* begin Source records *

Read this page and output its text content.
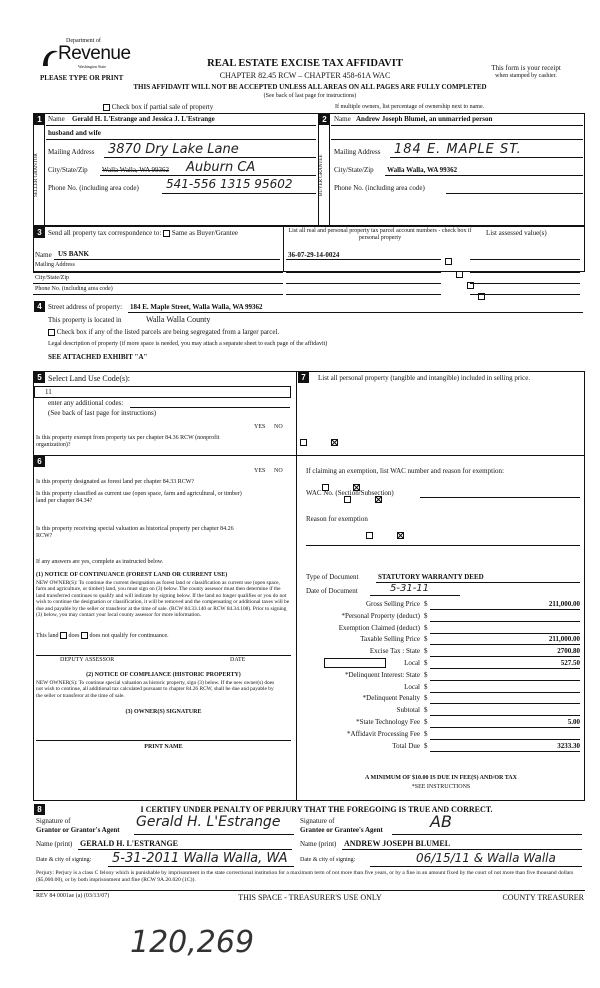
Department of
Revenue
Washington State
PLEASE TYPE OR PRINT
REAL ESTATE EXCISE TAX AFFIDAVIT
CHAPTER 82.45 RCW – CHAPTER 458-61A WAC
This form is your receipt
when stamped by cashier.
THIS AFFIDAVIT WILL NOT BE ACCEPTED UNLESS ALL AREAS ON ALL PAGES ARE FULLY COMPLETED
(See back of last page for instructions)
Check box if partial sale of property	If multiple owners, list percentage of ownership next to name.
1	2
SELLER GRANTOR	BUYER GRANTEE
Name Gerald H. L'Estrange and Jessica J. L'Estrange
husband and wife
Mailing Address 3870 Dry Lake Lane
City/State/Zip Walla Walla, WA 99362 Auburn CA
Phone No. (including area code) 541-556 1315 95602
Name Andrew Joseph Blumel, an unmarried person
Mailing Address 184 E. MAPLE ST.
City/State/Zip Walla Walla, WA 99362
Phone No. (including area code)
3 Send all property tax correspondence to: Same as Buyer/Grantee
Name US BANK
Mailing Address
List all real and personal property tax parcel account numbers - check box if personal property
List assessed value(s)
36-07-29-14-0024

City/State/Zip
Phone No. (including area code)

4 Street address of property: 184 E. Maple Street, Walla Walla, WA 99362
This property is located in	Walla Walla County
Check box if any of the listed parcels are being segregated from a larger parcel.
Legal description of property (if more space is needed, you may attach a separate sheet to each page of the affidavit)
SEE ATTACHED EXHIBIT "A"
5 Select Land Use Code(s):
11
enter any additional codes:
(See back of last page for instructions)
YES NO
Is this property exempt from property tax per chapter 84.36 RCW (nonprofit organization)?

6
YES NO
Is this property designated as forest land per chapter 84.33 RCW?

Is this property classified as current use (open space, farm and agricultural, or timber) land per chapter 84.34?

Is this property receiving special valuation as historical property per chapter 84.26 RCW?

If any answers are yes, complete as instructed below.
(1) NOTICE OF CONTINUANCE (FOREST LAND OR CURRENT USE)
NEW OWNER(S): To continue the current designation as forest land or classification as current use (open space, farm and agriculture, or timber) land, you must sign on (3) below. The county assessor must then determine if the land transferred continues to qualify and will indicate by signing below. If the land no longer qualifies or you do not wish to continue the designation or classification, it will be removed and the compensating or additional taxes will be due and payable by the seller or transferor at the time of sale. (RCW 84.33.140 or RCW 84.34.108). Prior to signing (3) below, you may contact your local county assessor for more information.
This land does does not qualify for continuance.
DEPUTY ASSESSOR	DATE
(2) NOTICE OF COMPLIANCE (HISTORIC PROPERTY)
NEW OWNER(S): To continue special valuation as historic property, sign (3) below. If the new owner(s) does not wish to continue, all additional tax calculated pursuant to chapter 84.26 RCW, shall be due and payable by the seller or transferor at the time of sale.
(3) OWNER(S) SIGNATURE
PRINT NAME
7	List all personal property (tangible and intangible) included in selling price.
If claiming an exemption, list WAC number and reason for exemption:
WAC No. (Section/Subsection)
Reason for exemption
Type of Document	STATUTORY WARRANTY DEED
Date of Document	5-31-11
Gross Selling Price $	211,000.00
*Personal Property (deduct) $
Exemption Claimed (deduct) $
Taxable Selling Price $	211,000.00
Excise Tax : State $	2700.80
Local $	527.50
*Delinquent Interest: State $
Local $
*Delinquent Penalty $
Subtotal $
*State Technology Fee $	5.00
*Affidavit Processing Fee $
Total Due $	3233.30
A MINIMUM OF $10.00 IS DUE IN FEE(S) AND/OR TAX
*SEE INSTRUCTIONS
8	I CERTIFY UNDER PENALTY OF PERJURY THAT THE FOREGOING IS TRUE AND CORRECT.
Signature of
Grantor or Grantor's Agent Gerald H. L'Estrange	Signature of
Grantee or Grantee's Agent	AB
Name (print) GERALD H. L'ESTRANGE	Name (print) ANDREW JOSEPH BLUMEL
Date & city of signing: 5-31-2011 Walla Walla, WA Date & city of signing:	06/15/11 & Walla Walla
Perjury: Perjury is a class C felony which is punishable by imprisonment in the state correctional institution for a maximum term of not more than five years, or by a fine in an amount fixed by the court of not more than five thousand dollars ($5,000.00), or by both imprisonment and fine (RCW 9A.20.020 (1C)).
REV 84 0001ae (a) (03/13/07)	THIS SPACE - TREASURER'S USE ONLY	COUNTY TREASURER
120,269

* end Source records *

What you need to do: Go through the material line by line. Show each line that contains the string "from".

The answer:
Check box if any of the listed parcels are being segregated from a larger parcel.
Is this property exempt from property tax per chapter 84.36 RCW (nonprofit organization)?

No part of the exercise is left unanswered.